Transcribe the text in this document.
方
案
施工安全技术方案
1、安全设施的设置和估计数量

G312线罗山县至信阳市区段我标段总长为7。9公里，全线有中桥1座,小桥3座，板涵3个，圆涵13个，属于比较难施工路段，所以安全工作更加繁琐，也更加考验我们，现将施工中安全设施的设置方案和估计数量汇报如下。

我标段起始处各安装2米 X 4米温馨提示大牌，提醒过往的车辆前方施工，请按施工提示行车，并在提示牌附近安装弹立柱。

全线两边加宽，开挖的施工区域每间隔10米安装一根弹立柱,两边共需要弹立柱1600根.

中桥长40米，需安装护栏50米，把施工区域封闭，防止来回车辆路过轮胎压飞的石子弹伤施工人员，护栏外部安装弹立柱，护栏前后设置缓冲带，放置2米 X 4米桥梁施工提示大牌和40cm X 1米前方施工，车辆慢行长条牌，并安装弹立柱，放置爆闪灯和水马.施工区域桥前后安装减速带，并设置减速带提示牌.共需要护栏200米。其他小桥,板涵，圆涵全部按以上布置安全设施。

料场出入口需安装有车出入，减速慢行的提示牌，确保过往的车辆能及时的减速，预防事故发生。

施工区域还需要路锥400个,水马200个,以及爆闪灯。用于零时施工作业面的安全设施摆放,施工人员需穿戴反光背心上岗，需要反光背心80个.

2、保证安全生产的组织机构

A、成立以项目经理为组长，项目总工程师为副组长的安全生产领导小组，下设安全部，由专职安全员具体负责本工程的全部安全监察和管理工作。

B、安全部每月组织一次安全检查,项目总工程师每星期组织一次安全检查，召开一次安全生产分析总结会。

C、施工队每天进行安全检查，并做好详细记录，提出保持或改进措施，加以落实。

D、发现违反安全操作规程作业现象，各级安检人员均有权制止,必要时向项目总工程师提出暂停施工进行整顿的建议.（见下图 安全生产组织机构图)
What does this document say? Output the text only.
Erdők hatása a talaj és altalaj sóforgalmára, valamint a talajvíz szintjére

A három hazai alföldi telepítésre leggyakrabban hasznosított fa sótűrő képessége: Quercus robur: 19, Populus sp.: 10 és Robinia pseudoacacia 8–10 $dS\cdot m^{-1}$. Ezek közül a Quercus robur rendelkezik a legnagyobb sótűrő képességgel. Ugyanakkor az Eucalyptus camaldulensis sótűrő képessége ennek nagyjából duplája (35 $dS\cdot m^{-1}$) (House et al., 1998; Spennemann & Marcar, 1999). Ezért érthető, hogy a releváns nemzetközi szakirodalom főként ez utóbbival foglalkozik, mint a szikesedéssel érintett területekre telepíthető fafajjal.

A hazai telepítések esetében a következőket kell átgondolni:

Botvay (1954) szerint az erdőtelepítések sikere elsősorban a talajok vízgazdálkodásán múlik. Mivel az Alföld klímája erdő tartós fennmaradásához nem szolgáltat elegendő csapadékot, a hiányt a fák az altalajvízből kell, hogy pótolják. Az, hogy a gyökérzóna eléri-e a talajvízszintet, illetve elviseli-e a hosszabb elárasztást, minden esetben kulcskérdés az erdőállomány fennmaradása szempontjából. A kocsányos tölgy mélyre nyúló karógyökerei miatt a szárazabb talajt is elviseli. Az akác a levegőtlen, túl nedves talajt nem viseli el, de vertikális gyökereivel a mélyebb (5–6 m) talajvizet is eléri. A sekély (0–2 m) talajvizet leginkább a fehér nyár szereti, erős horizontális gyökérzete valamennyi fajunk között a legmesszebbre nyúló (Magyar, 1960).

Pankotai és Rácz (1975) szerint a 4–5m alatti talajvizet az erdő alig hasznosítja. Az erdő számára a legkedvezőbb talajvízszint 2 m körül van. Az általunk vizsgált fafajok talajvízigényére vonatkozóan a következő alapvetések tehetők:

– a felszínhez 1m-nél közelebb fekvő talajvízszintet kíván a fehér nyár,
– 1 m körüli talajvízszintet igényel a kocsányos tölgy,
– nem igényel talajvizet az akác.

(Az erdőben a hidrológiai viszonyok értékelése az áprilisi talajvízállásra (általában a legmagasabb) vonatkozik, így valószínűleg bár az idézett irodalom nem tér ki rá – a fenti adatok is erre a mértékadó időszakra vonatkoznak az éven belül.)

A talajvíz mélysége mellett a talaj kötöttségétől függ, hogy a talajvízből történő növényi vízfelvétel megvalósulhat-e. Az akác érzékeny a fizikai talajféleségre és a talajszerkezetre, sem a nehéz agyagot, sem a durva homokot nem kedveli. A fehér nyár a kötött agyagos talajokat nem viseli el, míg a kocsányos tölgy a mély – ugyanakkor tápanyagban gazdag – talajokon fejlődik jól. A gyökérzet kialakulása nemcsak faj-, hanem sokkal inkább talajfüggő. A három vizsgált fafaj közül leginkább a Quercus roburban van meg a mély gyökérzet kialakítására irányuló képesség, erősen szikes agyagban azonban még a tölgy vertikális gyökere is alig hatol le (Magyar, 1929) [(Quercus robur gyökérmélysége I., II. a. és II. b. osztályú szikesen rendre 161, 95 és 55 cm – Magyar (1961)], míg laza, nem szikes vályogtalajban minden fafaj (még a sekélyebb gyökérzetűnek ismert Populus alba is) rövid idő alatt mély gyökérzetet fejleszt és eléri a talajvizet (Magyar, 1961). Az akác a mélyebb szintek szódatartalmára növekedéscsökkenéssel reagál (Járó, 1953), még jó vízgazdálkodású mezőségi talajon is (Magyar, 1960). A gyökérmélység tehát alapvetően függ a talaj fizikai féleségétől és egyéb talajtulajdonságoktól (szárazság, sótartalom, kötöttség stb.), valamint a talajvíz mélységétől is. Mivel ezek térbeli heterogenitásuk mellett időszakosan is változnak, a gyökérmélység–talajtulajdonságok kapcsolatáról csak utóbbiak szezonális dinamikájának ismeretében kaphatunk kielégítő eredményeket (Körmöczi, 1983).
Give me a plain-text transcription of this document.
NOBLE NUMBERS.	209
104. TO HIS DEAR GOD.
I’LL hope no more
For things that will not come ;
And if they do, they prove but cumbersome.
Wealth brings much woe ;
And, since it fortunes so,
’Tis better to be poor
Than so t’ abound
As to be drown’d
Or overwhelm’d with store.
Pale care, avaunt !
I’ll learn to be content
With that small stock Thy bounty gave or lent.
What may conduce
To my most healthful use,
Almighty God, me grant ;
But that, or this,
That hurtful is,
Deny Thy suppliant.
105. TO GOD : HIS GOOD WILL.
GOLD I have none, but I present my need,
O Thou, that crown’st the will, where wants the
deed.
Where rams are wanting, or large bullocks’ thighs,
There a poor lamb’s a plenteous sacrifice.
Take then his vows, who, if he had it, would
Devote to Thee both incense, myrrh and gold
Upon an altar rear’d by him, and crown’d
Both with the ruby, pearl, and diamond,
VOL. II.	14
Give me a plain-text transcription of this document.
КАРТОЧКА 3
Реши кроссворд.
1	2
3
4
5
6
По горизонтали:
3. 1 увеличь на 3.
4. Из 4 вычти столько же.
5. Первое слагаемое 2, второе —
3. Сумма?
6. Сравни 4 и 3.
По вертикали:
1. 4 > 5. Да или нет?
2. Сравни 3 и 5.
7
════════════════════
Select every line of the material above holding the word "What" and copy it.

What does this document say? Output the text only.
What may conduce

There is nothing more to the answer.